## What you need to do
Each line shown below should be copied exactly.

[[ Given entries, beginning ]]

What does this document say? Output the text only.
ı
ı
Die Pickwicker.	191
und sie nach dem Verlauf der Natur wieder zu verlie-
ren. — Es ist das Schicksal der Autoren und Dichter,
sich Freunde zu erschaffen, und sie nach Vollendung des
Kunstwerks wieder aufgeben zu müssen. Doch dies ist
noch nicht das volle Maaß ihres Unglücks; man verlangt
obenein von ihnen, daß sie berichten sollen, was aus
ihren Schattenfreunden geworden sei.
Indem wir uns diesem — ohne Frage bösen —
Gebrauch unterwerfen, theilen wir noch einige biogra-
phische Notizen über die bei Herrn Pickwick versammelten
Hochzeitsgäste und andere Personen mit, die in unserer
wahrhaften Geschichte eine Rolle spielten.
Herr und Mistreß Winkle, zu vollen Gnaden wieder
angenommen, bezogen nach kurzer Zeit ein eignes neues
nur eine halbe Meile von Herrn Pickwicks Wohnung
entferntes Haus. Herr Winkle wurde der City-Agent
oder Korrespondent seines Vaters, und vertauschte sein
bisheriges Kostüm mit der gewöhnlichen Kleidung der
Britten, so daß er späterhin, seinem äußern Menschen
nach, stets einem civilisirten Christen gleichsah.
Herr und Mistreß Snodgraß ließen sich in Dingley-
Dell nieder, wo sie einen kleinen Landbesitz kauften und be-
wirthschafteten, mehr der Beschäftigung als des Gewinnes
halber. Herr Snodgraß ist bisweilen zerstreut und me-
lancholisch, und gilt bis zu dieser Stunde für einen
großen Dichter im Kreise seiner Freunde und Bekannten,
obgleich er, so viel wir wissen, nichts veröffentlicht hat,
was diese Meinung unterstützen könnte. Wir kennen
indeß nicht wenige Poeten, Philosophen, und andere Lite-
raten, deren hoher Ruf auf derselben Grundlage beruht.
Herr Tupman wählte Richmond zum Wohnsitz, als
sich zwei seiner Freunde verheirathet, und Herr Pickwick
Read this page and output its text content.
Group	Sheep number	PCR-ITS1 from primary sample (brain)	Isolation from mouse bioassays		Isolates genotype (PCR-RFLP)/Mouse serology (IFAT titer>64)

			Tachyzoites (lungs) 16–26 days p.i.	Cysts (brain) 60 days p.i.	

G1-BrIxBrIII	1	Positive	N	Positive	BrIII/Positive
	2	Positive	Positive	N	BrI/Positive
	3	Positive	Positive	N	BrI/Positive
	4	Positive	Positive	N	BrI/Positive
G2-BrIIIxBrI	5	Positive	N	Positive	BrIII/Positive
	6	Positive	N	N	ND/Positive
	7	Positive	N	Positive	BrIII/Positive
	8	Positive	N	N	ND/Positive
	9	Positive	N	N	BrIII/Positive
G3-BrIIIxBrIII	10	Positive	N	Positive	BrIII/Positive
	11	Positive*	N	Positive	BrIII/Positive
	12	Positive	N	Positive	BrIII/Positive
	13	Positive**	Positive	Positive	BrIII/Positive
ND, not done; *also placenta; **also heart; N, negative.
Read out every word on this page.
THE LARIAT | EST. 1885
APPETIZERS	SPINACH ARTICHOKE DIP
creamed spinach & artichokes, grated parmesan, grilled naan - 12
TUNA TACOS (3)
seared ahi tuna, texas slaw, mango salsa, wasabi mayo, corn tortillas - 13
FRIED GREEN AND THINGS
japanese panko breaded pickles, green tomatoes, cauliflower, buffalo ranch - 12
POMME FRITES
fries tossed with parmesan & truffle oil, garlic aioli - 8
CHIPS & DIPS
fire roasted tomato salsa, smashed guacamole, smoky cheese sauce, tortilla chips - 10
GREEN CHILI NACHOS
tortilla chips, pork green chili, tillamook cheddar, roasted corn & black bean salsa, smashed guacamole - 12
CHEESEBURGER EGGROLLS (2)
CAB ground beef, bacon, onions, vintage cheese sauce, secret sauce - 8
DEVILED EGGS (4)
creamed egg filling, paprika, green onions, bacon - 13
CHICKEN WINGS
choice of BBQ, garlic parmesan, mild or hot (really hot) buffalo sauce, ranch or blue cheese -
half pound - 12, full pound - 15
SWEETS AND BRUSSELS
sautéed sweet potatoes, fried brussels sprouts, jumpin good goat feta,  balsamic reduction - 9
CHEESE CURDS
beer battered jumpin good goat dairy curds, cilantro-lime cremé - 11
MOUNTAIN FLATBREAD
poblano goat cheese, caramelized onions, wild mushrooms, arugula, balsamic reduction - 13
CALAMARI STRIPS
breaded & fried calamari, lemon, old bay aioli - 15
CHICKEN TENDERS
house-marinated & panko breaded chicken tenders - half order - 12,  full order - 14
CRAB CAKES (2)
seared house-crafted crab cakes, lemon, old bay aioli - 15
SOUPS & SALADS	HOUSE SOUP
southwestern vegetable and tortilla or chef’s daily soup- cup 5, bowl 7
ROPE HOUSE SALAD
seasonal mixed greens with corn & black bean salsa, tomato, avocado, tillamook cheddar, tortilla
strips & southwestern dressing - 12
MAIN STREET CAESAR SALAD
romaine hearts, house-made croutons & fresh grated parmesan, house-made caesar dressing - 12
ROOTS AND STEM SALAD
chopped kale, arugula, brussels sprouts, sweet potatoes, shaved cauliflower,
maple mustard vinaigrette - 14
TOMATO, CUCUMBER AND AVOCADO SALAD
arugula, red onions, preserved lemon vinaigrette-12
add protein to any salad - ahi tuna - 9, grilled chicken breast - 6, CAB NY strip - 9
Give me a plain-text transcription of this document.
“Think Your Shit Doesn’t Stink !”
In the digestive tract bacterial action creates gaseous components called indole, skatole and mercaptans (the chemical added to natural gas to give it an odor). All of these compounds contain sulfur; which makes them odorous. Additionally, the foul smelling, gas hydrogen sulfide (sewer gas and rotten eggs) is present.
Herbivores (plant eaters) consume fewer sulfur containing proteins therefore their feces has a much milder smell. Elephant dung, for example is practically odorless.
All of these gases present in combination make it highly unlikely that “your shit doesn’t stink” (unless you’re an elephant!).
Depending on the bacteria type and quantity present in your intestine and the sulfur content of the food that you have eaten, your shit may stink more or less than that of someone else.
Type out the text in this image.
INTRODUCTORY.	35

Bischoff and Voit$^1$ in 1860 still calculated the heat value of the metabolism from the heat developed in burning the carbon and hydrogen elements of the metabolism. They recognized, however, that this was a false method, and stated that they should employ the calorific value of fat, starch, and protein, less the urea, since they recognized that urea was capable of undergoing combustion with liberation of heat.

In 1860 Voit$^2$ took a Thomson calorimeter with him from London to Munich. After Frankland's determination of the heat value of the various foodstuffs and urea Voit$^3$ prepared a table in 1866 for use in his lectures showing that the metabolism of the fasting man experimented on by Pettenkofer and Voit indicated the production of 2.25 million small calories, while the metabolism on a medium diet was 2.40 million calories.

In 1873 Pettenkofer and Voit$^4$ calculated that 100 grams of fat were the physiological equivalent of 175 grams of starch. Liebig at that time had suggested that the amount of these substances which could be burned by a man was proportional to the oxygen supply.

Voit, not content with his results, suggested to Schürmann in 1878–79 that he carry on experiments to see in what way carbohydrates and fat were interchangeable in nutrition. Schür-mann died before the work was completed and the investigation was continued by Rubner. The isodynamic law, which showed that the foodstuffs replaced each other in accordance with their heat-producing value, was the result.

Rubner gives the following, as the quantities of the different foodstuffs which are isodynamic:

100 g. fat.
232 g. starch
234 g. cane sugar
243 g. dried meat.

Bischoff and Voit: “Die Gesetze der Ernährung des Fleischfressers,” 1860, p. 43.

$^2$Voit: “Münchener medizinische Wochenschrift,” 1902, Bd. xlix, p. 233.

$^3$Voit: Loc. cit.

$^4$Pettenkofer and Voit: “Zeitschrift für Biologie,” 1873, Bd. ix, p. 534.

[[ Given entries, end ]]

## Task answer
What does this document say? Output the text only.
ı
ı
Die Pickwicker.	191
und sie nach dem Verlauf der Natur wieder zu verlie-
ren. — Es ist das Schicksal der Autoren und Dichter,
sich Freunde zu erschaffen, und sie nach Vollendung des
Kunstwerks wieder aufgeben zu müssen. Doch dies ist
noch nicht das volle Maaß ihres Unglücks; man verlangt
obenein von ihnen, daß sie berichten sollen, was aus
ihren Schattenfreunden geworden sei.
Indem wir uns diesem — ohne Frage bösen —
Gebrauch unterwerfen, theilen wir noch einige biogra-
phische Notizen über die bei Herrn Pickwick versammelten
Hochzeitsgäste und andere Personen mit, die in unserer
wahrhaften Geschichte eine Rolle spielten.
Herr und Mistreß Winkle, zu vollen Gnaden wieder
angenommen, bezogen nach kurzer Zeit ein eignes neues
nur eine halbe Meile von Herrn Pickwicks Wohnung
entferntes Haus. Herr Winkle wurde der City-Agent
oder Korrespondent seines Vaters, und vertauschte sein
bisheriges Kostüm mit der gewöhnlichen Kleidung der
Britten, so daß er späterhin, seinem äußern Menschen
nach, stets einem civilisirten Christen gleichsah.
Herr und Mistreß Snodgraß ließen sich in Dingley-
Dell nieder, wo sie einen kleinen Landbesitz kauften und be-
wirthschafteten, mehr der Beschäftigung als des Gewinnes
halber. Herr Snodgraß ist bisweilen zerstreut und me-
lancholisch, und gilt bis zu dieser Stunde für einen
großen Dichter im Kreise seiner Freunde und Bekannten,
obgleich er, so viel wir wissen, nichts veröffentlicht hat,
was diese Meinung unterstützen könnte. Wir kennen
indeß nicht wenige Poeten, Philosophen, und andere Lite-
raten, deren hoher Ruf auf derselben Grundlage beruht.
Herr Tupman wählte Richmond zum Wohnsitz, als
sich zwei seiner Freunde verheirathet, und Herr Pickwick
Read this page and output its text content.
Group	Sheep number	PCR-ITS1 from primary sample (brain)	Isolation from mouse bioassays		Isolates genotype (PCR-RFLP)/Mouse serology (IFAT titer>64)

			Tachyzoites (lungs) 16–26 days p.i.	Cysts (brain) 60 days p.i.	

G1-BrIxBrIII	1	Positive	N	Positive	BrIII/Positive
	2	Positive	Positive	N	BrI/Positive
	3	Positive	Positive	N	BrI/Positive
	4	Positive	Positive	N	BrI/Positive
G2-BrIIIxBrI	5	Positive	N	Positive	BrIII/Positive
	6	Positive	N	N	ND/Positive
	7	Positive	N	Positive	BrIII/Positive
	8	Positive	N	N	ND/Positive
	9	Positive	N	N	BrIII/Positive
G3-BrIIIxBrIII	10	Positive	N	Positive	BrIII/Positive
	11	Positive*	N	Positive	BrIII/Positive
	12	Positive	N	Positive	BrIII/Positive
	13	Positive**	Positive	Positive	BrIII/Positive
ND, not done; *also placenta; **also heart; N, negative.
Read out every word on this page.
THE LARIAT | EST. 1885
APPETIZERS	SPINACH ARTICHOKE DIP
creamed spinach & artichokes, grated parmesan, grilled naan - 12
TUNA TACOS (3)
seared ahi tuna, texas slaw, mango salsa, wasabi mayo, corn tortillas - 13
FRIED GREEN AND THINGS
japanese panko breaded pickles, green tomatoes, cauliflower, buffalo ranch - 12
POMME FRITES
fries tossed with parmesan & truffle oil, garlic aioli - 8
CHIPS & DIPS
fire roasted tomato salsa, smashed guacamole, smoky cheese sauce, tortilla chips - 10
GREEN CHILI NACHOS
tortilla chips, pork green chili, tillamook cheddar, roasted corn & black bean salsa, smashed guacamole - 12
CHEESEBURGER EGGROLLS (2)
CAB ground beef, bacon, onions, vintage cheese sauce, secret sauce - 8
DEVILED EGGS (4)
creamed egg filling, paprika, green onions, bacon - 13
CHICKEN WINGS
choice of BBQ, garlic parmesan, mild or hot (really hot) buffalo sauce, ranch or blue cheese -
half pound - 12, full pound - 15
SWEETS AND BRUSSELS
sautéed sweet potatoes, fried brussels sprouts, jumpin good goat feta,  balsamic reduction - 9
CHEESE CURDS
beer battered jumpin good goat dairy curds, cilantro-lime cremé - 11
MOUNTAIN FLATBREAD
poblano goat cheese, caramelized onions, wild mushrooms, arugula, balsamic reduction - 13
CALAMARI STRIPS
breaded & fried calamari, lemon, old bay aioli - 15
CHICKEN TENDERS
house-marinated & panko breaded chicken tenders - half order - 12,  full order - 14
CRAB CAKES (2)
seared house-crafted crab cakes, lemon, old bay aioli - 15
SOUPS & SALADS	HOUSE SOUP
southwestern vegetable and tortilla or chef’s daily soup- cup 5, bowl 7
ROPE HOUSE SALAD
seasonal mixed greens with corn & black bean salsa, tomato, avocado, tillamook cheddar, tortilla
strips & southwestern dressing - 12
MAIN STREET CAESAR SALAD
romaine hearts, house-made croutons & fresh grated parmesan, house-made caesar dressing - 12
ROOTS AND STEM SALAD
chopped kale, arugula, brussels sprouts, sweet potatoes, shaved cauliflower,
maple mustard vinaigrette - 14
TOMATO, CUCUMBER AND AVOCADO SALAD
arugula, red onions, preserved lemon vinaigrette-12
add protein to any salad - ahi tuna - 9, grilled chicken breast - 6, CAB NY strip - 9
Give me a plain-text transcription of this document.
“Think Your Shit Doesn’t Stink !”
In the digestive tract bacterial action creates gaseous components called indole, skatole and mercaptans (the chemical added to natural gas to give it an odor). All of these compounds contain sulfur; which makes them odorous. Additionally, the foul smelling, gas hydrogen sulfide (sewer gas and rotten eggs) is present.
Herbivores (plant eaters) consume fewer sulfur containing proteins therefore their feces has a much milder smell. Elephant dung, for example is practically odorless.
All of these gases present in combination make it highly unlikely that “your shit doesn’t stink” (unless you’re an elephant!).
Depending on the bacteria type and quantity present in your intestine and the sulfur content of the food that you have eaten, your shit may stink more or less than that of someone else.
Type out the text in this image.
INTRODUCTORY.	35

Bischoff and Voit$^1$ in 1860 still calculated the heat value of the metabolism from the heat developed in burning the carbon and hydrogen elements of the metabolism. They recognized, however, that this was a false method, and stated that they should employ the calorific value of fat, starch, and protein, less the urea, since they recognized that urea was capable of undergoing combustion with liberation of heat.

In 1860 Voit$^2$ took a Thomson calorimeter with him from London to Munich. After Frankland's determination of the heat value of the various foodstuffs and urea Voit$^3$ prepared a table in 1866 for use in his lectures showing that the metabolism of the fasting man experimented on by Pettenkofer and Voit indicated the production of 2.25 million small calories, while the metabolism on a medium diet was 2.40 million calories.

In 1873 Pettenkofer and Voit$^4$ calculated that 100 grams of fat were the physiological equivalent of 175 grams of starch. Liebig at that time had suggested that the amount of these substances which could be burned by a man was proportional to the oxygen supply.

Voit, not content with his results, suggested to Schürmann in 1878–79 that he carry on experiments to see in what way carbohydrates and fat were interchangeable in nutrition. Schür-mann died before the work was completed and the investigation was continued by Rubner. The isodynamic law, which showed that the foodstuffs replaced each other in accordance with their heat-producing value, was the result.

Rubner gives the following, as the quantities of the different foodstuffs which are isodynamic:

100 g. fat.
232 g. starch
234 g. cane sugar
243 g. dried meat.

Bischoff and Voit: “Die Gesetze der Ernährung des Fleischfressers,” 1860, p. 43.

$^2$Voit: “Münchener medizinische Wochenschrift,” 1902, Bd. xlix, p. 233.

$^3$Voit: Loc. cit.

$^4$Pettenkofer and Voit: “Zeitschrift für Biologie,” 1873, Bd. ix, p. 534.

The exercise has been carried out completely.